GIVEN INSTRUCTION ->
Return all of the entries word for word, but omit the pictures they contain.

RECORDS TO USE ->
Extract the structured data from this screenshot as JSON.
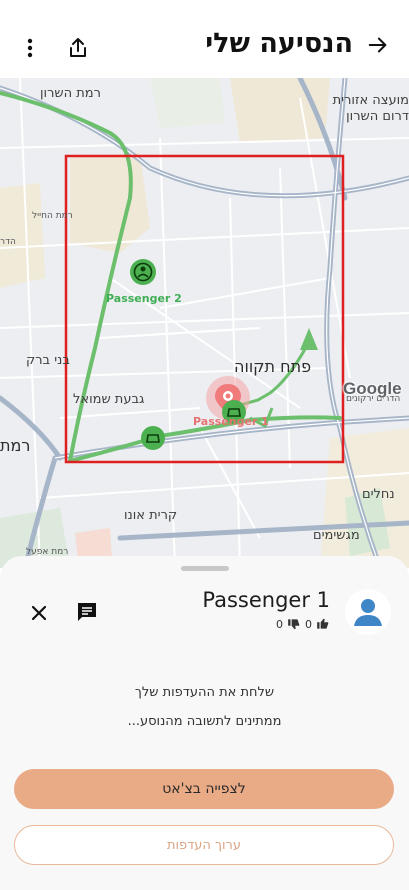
{
  "header": {
    "title": "הנסיעה שלי",
    "back_icon": "arrow-right-icon",
    "share_icon": "share-icon",
    "more_icon": "more-vert-icon"
  },
  "map": {
    "labels": {
      "ramat_hasharon": "רמת השרון",
      "regional_council_1": "מועצה אזורית",
      "regional_council_2": "דרום השרון",
      "ramat_hahayal": "רמת החייל",
      "hadar": "הדר",
      "bnei_brak": "בני ברק",
      "petah_tikva": "פתח תקווה",
      "givat_shmuel": "גבעת שמואל",
      "ramat_gan": "רמת",
      "kiryat_ono": "קרית אונו",
      "nehalim": "נחלים",
      "magshimim": "מגשימים",
      "ramat_efal": "רמת אפעל",
      "hadarim": "הדרים ירקונים"
    },
    "passenger2_label": "Passenger 2",
    "passenger1_label": "Passenger 1",
    "google_logo": "Google",
    "colors": {
      "route": "#5cb85c",
      "marker": "#4caf50",
      "selection": "#e02020",
      "pin": "#ef7b7b"
    }
  },
  "sheet": {
    "passenger_name": "Passenger 1",
    "dislikes": "0",
    "likes": "0",
    "message_line1": "שלחת את ההעדפות שלך",
    "message_line2": "ממתינים לתשובה מהנוסע...",
    "primary_button": "לצפייה בצ'אט",
    "secondary_button": "ערוך העדפות",
    "accent_color": "#e9aa86"
  }
}
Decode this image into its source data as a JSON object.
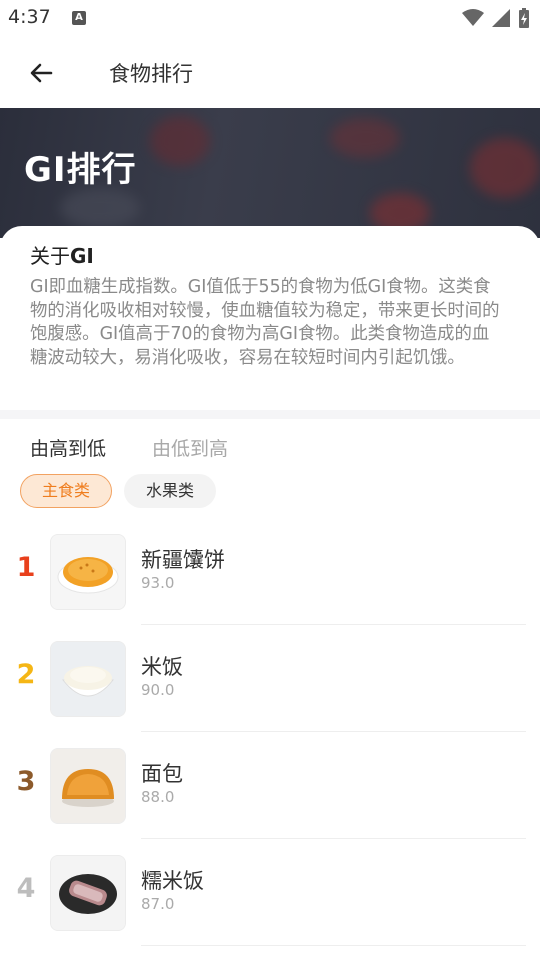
{
  "status_bar": {
    "time": "4:37",
    "badge": "A"
  },
  "appbar": {
    "title": "食物排行"
  },
  "hero": {
    "title": "GI排行"
  },
  "about": {
    "title_prefix": "关于",
    "title_strong": "GI",
    "body": "GI即血糖生成指数。GI值低于55的食物为低GI食物。这类食物的消化吸收相对较慢，使血糖值较为稳定，带来更长时间的饱腹感。GI值高于70的食物为高GI食物。此类食物造成的血糖波动较大，易消化吸收，容易在较短时间内引起饥饿。"
  },
  "sort": {
    "active": "由高到低",
    "inactive": "由低到高"
  },
  "categories": {
    "active": "主食类",
    "inactive": "水果类"
  },
  "colors": {
    "rank1": "#e8401c",
    "rank2": "#f5b615",
    "rank3": "#8c5a2b",
    "rank4": "#bdbdbd",
    "accent": "#ef7d1e"
  },
  "items": [
    {
      "rank": "1",
      "name": "新疆馕饼",
      "value": "93.0",
      "thumb_icon": "naan-bread-image"
    },
    {
      "rank": "2",
      "name": "米饭",
      "value": "90.0",
      "thumb_icon": "rice-bowl-image"
    },
    {
      "rank": "3",
      "name": "面包",
      "value": "88.0",
      "thumb_icon": "bread-bun-image"
    },
    {
      "rank": "4",
      "name": "糯米饭",
      "value": "87.0",
      "thumb_icon": "sticky-rice-image"
    }
  ]
}
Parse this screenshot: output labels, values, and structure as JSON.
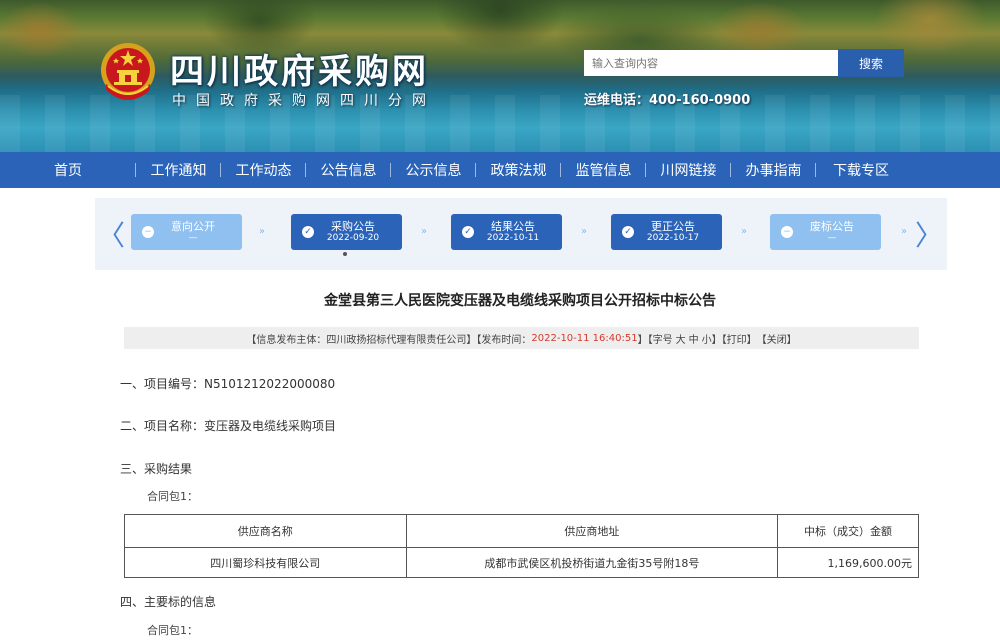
{
  "header": {
    "title": "四川政府采购网",
    "subtitle": "中国政府采购网四川分网",
    "search_placeholder": "输入查询内容",
    "search_button": "搜索",
    "hotline": "运维电话：400-160-0900"
  },
  "nav": {
    "items": [
      "首页",
      "工作通知",
      "工作动态",
      "公告信息",
      "公示信息",
      "政策法规",
      "监管信息",
      "川网链接",
      "办事指南",
      "下载专区"
    ]
  },
  "steps": {
    "prev_arrow": "〈",
    "next_arrow": "〉",
    "items": [
      {
        "label": "意向公开",
        "date": "—",
        "status": "pending"
      },
      {
        "label": "采购公告",
        "date": "2022-09-20",
        "status": "done"
      },
      {
        "label": "结果公告",
        "date": "2022-10-11",
        "status": "done"
      },
      {
        "label": "更正公告",
        "date": "2022-10-17",
        "status": "done"
      },
      {
        "label": "废标公告",
        "date": "—",
        "status": "pending"
      }
    ]
  },
  "article": {
    "title": "金堂县第三人民医院变压器及电缆线采购项目公开招标中标公告",
    "meta": {
      "publisher_prefix": "【信息发布主体：",
      "publisher": "四川政扬招标代理有限责任公司",
      "time_prefix": "】【发布时间：",
      "time": "2022-10-11 16:40:51",
      "font_prefix": "】【字号",
      "font_large": "大",
      "font_medium": "中",
      "font_small": "小",
      "print": "】【打印】",
      "close": "【关闭】"
    },
    "sections": {
      "s1": "一、项目编号：N5101212022000080",
      "s2": "二、项目名称：变压器及电缆线采购项目",
      "s3": "三、采购结果",
      "s3_sub": "合同包1：",
      "s4": "四、主要标的信息",
      "s4_sub": "合同包1："
    },
    "table": {
      "headers": [
        "供应商名称",
        "供应商地址",
        "中标（成交）金额"
      ],
      "rows": [
        [
          "四川蜀珍科技有限公司",
          "成都市武侯区机投桥街道九金街35号附18号",
          "1,169,600.00元"
        ]
      ]
    }
  },
  "colors": {
    "nav_bg": "#2a63b8",
    "step_done": "#2a63b8",
    "step_pending": "#8fc0ef",
    "time_red": "#d63b2f",
    "search_button": "#2a5fae"
  },
  "icons": [
    "national-emblem-icon",
    "check-icon",
    "minus-icon",
    "double-chevron-right-icon",
    "chevron-left-icon",
    "chevron-right-icon"
  ]
}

COMPLETE OUTPUT ->
Extract the structured data from this screenshot as JSON.
{
  "header": {
    "title": "הנסיעה שלי",
    "back_icon": "arrow-right-icon",
    "share_icon": "share-icon",
    "more_icon": "more-vert-icon"
  },
  "map": {
    "labels": {
      "ramat_hasharon": "רמת השרון",
      "regional_council_1": "מועצה אזורית",
      "regional_council_2": "דרום השרון",
      "ramat_hahayal": "רמת החייל",
      "hadar": "הדר",
      "bnei_brak": "בני ברק",
      "petah_tikva": "פתח תקווה",
      "givat_shmuel": "גבעת שמואל",
      "ramat_gan": "רמת",
      "kiryat_ono": "קרית אונו",
      "nehalim": "נחלים",
      "magshimim": "מגשימים",
      "ramat_efal": "רמת אפעל",
      "hadarim": "הדרים ירקונים"
    },
    "passenger2_label": "Passenger 2",
    "passenger1_label": "Passenger 1",
    "google_logo": "Google",
    "colors": {
      "route": "#5cb85c",
      "marker": "#4caf50",
      "selection": "#e02020",
      "pin": "#ef7b7b"
    }
  },
  "sheet": {
    "passenger_name": "Passenger 1",
    "dislikes": "0",
    "likes": "0",
    "message_line1": "שלחת את ההעדפות שלך",
    "message_line2": "ממתינים לתשובה מהנוסע...",
    "primary_button": "לצפייה בצ'אט",
    "secondary_button": "ערוך העדפות",
    "accent_color": "#e9aa86"
  }
}
Decode this image into its source data as a JSON object.
{
  "status_bar": {
    "time": "4:37",
    "badge": "A"
  },
  "appbar": {
    "title": "食物排行"
  },
  "hero": {
    "title": "GI排行"
  },
  "about": {
    "title_prefix": "关于",
    "title_strong": "GI",
    "body": "GI即血糖生成指数。GI值低于55的食物为低GI食物。这类食物的消化吸收相对较慢，使血糖值较为稳定，带来更长时间的饱腹感。GI值高于70的食物为高GI食物。此类食物造成的血糖波动较大，易消化吸收，容易在较短时间内引起饥饿。"
  },
  "sort": {
    "active": "由高到低",
    "inactive": "由低到高"
  },
  "categories": {
    "active": "主食类",
    "inactive": "水果类"
  },
  "colors": {
    "rank1": "#e8401c",
    "rank2": "#f5b615",
    "rank3": "#8c5a2b",
    "rank4": "#bdbdbd",
    "accent": "#ef7d1e"
  },
  "items": [
    {
      "rank": "1",
      "name": "新疆馕饼",
      "value": "93.0",
      "thumb_icon": "naan-bread-image"
    },
    {
      "rank": "2",
      "name": "米饭",
      "value": "90.0",
      "thumb_icon": "rice-bowl-image"
    },
    {
      "rank": "3",
      "name": "面包",
      "value": "88.0",
      "thumb_icon": "bread-bun-image"
    },
    {
      "rank": "4",
      "name": "糯米饭",
      "value": "87.0",
      "thumb_icon": "sticky-rice-image"
    }
  ]
}
Parse this screenshot: output labels, values, and structure as JSON.
{
  "header": {
    "title": "四川政府采购网",
    "subtitle": "中国政府采购网四川分网",
    "search_placeholder": "输入查询内容",
    "search_button": "搜索",
    "hotline": "运维电话：400-160-0900"
  },
  "nav": {
    "items": [
      "首页",
      "工作通知",
      "工作动态",
      "公告信息",
      "公示信息",
      "政策法规",
      "监管信息",
      "川网链接",
      "办事指南",
      "下载专区"
    ]
  },
  "steps": {
    "prev_arrow": "〈",
    "next_arrow": "〉",
    "items": [
      {
        "label": "意向公开",
        "date": "—",
        "status": "pending"
      },
      {
        "label": "采购公告",
        "date": "2022-09-20",
        "status": "done"
      },
      {
        "label": "结果公告",
        "date": "2022-10-11",
        "status": "done"
      },
      {
        "label": "更正公告",
        "date": "2022-10-17",
        "status": "done"
      },
      {
        "label": "废标公告",
        "date": "—",
        "status": "pending"
      }
    ]
  },
  "article": {
    "title": "金堂县第三人民医院变压器及电缆线采购项目公开招标中标公告",
    "meta": {
      "publisher_prefix": "【信息发布主体：",
      "publisher": "四川政扬招标代理有限责任公司",
      "time_prefix": "】【发布时间：",
      "time": "2022-10-11 16:40:51",
      "font_prefix": "】【字号",
      "font_large": "大",
      "font_medium": "中",
      "font_small": "小",
      "print": "】【打印】",
      "close": "【关闭】"
    },
    "sections": {
      "s1": "一、项目编号：N5101212022000080",
      "s2": "二、项目名称：变压器及电缆线采购项目",
      "s3": "三、采购结果",
      "s3_sub": "合同包1：",
      "s4": "四、主要标的信息",
      "s4_sub": "合同包1："
    },
    "table": {
      "headers": [
        "供应商名称",
        "供应商地址",
        "中标（成交）金额"
      ],
      "rows": [
        [
          "四川蜀珍科技有限公司",
          "成都市武侯区机投桥街道九金街35号附18号",
          "1,169,600.00元"
        ]
      ]
    }
  },
  "colors": {
    "nav_bg": "#2a63b8",
    "step_done": "#2a63b8",
    "step_pending": "#8fc0ef",
    "time_red": "#d63b2f",
    "search_button": "#2a5fae"
  },
  "icons": [
    "national-emblem-icon",
    "check-icon",
    "minus-icon",
    "double-chevron-right-icon",
    "chevron-left-icon",
    "chevron-right-icon"
  ]
}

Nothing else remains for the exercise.